═══ DATASET ENTRIES ═══
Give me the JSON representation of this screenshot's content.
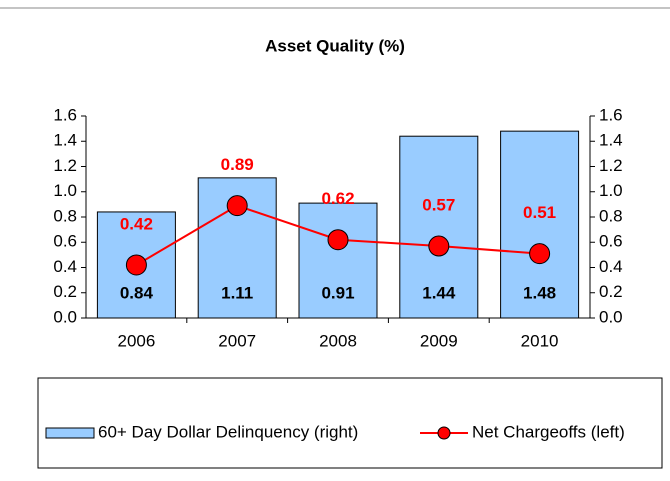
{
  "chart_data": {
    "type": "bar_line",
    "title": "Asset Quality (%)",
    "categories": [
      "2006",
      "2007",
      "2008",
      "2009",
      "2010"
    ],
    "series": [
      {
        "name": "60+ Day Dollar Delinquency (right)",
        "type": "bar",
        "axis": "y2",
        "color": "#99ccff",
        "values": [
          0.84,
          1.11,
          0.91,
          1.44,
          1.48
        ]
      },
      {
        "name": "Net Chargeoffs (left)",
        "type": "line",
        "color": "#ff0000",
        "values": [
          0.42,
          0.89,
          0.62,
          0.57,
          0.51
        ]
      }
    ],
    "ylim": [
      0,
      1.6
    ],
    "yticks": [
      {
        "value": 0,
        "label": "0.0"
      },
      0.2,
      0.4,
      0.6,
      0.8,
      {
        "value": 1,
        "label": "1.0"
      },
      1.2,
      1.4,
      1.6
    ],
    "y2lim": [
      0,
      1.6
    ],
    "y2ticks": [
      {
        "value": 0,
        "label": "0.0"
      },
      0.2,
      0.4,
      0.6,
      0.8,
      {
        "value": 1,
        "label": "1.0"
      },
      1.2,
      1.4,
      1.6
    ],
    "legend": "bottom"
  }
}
═══
*TASK DIRECTIONS*. Copy every line that contains the string "name".

*EXERCISE RESPONSE*.
        "name": "60+ Day Dollar Delinquency (right)",
        "name": "Net Chargeoffs (left)",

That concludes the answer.